### [To be done]
Hunt for the word "JSON" across the entries below, copying each line that holds it.

═════ Record extracts

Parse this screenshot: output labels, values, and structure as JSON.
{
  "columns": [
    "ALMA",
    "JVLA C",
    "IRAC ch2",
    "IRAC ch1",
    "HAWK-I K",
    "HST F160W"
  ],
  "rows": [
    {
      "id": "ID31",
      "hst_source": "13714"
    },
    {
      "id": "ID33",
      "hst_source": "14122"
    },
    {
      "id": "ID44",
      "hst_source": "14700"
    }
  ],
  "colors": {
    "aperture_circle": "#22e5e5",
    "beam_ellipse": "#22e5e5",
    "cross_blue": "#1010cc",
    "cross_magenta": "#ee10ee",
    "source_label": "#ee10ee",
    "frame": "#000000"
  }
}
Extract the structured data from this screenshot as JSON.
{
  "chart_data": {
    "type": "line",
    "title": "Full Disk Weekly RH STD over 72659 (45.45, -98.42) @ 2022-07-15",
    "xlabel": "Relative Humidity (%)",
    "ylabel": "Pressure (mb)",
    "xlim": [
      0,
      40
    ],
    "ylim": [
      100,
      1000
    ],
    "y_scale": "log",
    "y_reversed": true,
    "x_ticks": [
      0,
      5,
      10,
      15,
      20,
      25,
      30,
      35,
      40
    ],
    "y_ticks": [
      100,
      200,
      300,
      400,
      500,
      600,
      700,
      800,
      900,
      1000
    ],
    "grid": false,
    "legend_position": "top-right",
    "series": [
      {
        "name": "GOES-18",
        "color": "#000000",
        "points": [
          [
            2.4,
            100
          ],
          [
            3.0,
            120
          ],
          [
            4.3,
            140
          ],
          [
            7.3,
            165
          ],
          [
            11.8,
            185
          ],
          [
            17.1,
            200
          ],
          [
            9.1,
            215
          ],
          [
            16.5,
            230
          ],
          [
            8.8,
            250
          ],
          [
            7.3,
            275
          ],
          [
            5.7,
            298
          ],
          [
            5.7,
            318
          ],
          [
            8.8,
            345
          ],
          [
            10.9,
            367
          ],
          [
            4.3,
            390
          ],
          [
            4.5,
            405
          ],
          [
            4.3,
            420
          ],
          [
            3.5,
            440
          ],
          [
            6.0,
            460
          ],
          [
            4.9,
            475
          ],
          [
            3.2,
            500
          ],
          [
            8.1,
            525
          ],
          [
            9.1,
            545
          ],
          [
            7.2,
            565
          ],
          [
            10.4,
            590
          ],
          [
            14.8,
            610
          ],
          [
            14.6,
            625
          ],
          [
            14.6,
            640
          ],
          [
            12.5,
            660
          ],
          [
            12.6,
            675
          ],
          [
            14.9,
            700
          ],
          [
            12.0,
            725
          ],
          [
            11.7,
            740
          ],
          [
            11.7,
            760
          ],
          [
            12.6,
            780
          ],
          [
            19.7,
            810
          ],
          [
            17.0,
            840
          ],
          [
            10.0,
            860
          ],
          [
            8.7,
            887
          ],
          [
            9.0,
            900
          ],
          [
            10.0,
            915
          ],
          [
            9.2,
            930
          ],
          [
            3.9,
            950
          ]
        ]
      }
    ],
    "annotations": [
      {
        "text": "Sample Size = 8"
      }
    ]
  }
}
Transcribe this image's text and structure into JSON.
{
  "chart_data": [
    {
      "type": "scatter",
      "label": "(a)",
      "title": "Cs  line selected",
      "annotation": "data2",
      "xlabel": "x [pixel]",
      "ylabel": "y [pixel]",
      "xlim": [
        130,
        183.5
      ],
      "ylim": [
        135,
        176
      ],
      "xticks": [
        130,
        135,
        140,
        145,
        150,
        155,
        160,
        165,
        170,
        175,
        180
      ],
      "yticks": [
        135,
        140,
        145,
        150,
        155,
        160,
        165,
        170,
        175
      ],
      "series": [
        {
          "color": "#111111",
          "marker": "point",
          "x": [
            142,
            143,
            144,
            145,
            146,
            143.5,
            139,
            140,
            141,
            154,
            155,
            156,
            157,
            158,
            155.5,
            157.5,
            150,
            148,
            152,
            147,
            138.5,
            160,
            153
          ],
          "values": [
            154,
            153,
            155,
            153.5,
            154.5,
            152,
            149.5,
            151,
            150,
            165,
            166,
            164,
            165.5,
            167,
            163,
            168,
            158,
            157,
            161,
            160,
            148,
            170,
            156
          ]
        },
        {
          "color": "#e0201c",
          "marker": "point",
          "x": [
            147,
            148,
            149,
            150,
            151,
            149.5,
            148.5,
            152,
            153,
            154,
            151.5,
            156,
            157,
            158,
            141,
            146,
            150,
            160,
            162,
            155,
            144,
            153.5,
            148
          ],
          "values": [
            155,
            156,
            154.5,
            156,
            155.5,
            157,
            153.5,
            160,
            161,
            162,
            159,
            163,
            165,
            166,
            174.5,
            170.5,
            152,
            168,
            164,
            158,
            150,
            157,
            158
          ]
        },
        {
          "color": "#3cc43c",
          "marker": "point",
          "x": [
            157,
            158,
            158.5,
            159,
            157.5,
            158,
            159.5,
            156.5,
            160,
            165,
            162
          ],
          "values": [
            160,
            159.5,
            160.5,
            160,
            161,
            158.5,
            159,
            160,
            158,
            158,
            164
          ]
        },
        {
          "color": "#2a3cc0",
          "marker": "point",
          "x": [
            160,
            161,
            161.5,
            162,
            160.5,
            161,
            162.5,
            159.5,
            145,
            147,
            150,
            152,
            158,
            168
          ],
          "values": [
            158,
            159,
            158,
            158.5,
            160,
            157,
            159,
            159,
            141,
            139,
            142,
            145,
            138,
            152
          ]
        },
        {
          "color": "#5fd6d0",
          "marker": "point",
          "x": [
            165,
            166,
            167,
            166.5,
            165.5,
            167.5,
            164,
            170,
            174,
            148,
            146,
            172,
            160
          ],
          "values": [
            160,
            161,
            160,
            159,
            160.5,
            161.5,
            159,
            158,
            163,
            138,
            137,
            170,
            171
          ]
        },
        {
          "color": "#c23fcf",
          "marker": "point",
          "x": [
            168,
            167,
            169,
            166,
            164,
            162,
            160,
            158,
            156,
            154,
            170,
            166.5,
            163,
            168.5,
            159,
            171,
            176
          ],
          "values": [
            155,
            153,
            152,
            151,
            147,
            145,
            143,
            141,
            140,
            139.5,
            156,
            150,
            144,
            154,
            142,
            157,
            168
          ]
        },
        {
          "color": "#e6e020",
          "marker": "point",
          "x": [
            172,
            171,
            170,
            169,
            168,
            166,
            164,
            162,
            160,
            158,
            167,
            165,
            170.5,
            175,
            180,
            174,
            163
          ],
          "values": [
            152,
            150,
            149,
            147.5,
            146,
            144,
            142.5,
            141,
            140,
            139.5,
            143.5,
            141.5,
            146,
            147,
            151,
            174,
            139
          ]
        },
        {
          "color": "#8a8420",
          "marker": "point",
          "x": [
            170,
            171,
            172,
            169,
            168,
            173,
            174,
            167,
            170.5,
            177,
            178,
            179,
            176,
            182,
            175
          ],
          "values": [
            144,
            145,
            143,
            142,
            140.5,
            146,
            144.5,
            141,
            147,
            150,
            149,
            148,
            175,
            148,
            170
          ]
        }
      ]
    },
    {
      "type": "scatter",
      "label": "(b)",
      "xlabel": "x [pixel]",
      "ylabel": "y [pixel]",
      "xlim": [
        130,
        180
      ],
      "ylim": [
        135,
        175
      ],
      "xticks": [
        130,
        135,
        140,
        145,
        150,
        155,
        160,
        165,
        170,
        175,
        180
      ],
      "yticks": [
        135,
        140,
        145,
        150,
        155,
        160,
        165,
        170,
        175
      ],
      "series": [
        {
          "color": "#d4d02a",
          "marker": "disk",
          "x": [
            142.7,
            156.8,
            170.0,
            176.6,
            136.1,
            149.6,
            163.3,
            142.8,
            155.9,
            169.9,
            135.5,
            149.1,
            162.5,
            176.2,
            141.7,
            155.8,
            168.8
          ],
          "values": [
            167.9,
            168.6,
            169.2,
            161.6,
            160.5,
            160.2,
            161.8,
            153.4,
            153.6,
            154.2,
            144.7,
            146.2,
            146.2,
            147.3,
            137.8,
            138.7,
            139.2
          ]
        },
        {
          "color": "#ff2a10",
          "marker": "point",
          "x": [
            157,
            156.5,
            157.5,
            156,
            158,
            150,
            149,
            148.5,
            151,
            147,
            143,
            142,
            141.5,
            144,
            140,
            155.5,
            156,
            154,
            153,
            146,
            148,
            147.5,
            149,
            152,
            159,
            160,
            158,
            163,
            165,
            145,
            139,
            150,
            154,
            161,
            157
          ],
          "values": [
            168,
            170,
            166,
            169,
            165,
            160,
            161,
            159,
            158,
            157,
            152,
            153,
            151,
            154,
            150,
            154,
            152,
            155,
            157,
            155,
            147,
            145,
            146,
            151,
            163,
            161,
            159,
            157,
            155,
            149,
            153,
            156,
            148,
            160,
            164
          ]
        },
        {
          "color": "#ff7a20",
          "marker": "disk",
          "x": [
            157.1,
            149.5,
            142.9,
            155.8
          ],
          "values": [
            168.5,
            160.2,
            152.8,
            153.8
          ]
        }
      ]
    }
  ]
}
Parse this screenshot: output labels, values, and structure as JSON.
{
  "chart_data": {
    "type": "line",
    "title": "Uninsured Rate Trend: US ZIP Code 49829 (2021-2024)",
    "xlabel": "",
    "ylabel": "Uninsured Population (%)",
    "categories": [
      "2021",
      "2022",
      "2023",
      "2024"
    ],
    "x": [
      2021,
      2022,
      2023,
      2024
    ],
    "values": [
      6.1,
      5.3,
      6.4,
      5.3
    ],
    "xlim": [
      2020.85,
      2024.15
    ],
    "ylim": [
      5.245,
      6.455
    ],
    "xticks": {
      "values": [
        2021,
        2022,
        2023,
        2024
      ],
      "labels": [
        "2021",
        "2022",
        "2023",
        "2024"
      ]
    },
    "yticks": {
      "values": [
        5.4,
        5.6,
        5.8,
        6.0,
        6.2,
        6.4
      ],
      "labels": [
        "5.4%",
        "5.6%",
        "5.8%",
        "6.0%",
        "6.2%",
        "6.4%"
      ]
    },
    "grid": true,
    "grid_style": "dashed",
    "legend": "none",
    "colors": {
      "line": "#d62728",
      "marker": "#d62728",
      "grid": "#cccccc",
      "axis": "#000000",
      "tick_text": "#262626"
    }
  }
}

══════════

### [Response to this task]
Parse this screenshot: output labels, values, and structure as JSON.
Extract the structured data from this screenshot as JSON.
Transcribe this image's text and structure into JSON.
Parse this screenshot: output labels, values, and structure as JSON.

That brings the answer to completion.